> **To do**
Go through the records and copy each line where the word "content" occurs.

> **Provided entries**
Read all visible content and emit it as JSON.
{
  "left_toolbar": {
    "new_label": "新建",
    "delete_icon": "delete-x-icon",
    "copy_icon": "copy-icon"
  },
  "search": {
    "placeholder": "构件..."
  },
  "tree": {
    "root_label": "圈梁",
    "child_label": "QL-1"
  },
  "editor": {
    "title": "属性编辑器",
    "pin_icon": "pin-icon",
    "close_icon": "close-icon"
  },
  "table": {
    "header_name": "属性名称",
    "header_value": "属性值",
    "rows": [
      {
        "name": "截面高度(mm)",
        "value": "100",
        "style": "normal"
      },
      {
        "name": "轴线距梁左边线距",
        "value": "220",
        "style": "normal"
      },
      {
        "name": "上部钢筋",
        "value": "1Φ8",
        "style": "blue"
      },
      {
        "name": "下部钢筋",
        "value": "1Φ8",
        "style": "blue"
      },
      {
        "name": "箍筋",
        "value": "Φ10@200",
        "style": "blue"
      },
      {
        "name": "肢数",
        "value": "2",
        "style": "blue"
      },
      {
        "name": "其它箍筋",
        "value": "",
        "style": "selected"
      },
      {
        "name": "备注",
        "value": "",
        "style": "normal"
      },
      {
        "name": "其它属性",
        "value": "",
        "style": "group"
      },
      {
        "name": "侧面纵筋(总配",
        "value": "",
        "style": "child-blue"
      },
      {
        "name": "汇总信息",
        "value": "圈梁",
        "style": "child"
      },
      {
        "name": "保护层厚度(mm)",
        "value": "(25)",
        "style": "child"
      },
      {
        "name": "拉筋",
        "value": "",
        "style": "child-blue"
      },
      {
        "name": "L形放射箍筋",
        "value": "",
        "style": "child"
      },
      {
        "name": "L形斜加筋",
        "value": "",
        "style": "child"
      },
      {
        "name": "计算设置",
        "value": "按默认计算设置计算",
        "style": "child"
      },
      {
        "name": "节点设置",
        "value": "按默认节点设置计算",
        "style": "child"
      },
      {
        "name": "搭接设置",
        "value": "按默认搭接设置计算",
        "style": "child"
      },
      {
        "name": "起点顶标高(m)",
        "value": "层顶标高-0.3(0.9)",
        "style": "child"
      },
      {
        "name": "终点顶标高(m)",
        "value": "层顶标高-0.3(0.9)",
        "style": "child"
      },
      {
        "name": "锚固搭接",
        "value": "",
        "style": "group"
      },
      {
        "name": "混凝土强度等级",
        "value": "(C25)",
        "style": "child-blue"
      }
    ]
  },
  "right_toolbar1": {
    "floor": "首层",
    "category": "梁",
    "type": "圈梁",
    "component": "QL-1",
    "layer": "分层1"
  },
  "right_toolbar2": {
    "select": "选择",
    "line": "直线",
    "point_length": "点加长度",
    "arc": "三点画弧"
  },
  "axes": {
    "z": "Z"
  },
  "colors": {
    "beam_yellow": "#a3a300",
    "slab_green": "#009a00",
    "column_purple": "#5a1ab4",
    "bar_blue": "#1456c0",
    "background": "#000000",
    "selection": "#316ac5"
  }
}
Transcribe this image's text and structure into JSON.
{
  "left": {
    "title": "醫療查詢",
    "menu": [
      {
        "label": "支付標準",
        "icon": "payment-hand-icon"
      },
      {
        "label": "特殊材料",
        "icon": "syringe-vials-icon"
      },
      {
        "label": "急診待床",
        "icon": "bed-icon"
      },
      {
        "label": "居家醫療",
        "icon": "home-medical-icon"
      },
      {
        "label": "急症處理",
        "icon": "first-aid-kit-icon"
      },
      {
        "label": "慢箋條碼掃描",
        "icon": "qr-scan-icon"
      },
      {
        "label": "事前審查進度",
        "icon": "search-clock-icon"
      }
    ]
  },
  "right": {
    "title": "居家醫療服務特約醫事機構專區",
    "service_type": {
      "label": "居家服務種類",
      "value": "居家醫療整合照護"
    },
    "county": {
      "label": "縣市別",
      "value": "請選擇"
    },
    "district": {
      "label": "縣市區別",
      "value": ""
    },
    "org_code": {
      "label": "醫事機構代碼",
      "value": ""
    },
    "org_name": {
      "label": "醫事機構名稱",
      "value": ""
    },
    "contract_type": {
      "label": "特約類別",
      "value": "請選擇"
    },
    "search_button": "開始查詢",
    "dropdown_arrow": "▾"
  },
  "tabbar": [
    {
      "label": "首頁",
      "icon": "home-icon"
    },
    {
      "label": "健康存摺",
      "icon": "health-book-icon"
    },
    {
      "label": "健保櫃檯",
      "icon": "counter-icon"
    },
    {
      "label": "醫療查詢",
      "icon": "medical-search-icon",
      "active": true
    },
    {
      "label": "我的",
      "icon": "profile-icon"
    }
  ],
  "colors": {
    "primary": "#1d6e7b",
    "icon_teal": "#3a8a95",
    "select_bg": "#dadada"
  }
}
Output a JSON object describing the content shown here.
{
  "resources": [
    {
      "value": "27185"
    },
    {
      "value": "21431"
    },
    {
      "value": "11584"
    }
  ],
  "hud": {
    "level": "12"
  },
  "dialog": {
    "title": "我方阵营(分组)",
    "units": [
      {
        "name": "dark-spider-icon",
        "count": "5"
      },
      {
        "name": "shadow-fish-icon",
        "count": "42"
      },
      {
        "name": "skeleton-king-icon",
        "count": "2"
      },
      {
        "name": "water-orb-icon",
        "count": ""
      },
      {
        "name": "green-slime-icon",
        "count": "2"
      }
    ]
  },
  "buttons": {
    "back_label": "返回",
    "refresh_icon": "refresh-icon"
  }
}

> **Exercise result**
Read all visible content and emit it as JSON.
Output a JSON object describing the content shown here.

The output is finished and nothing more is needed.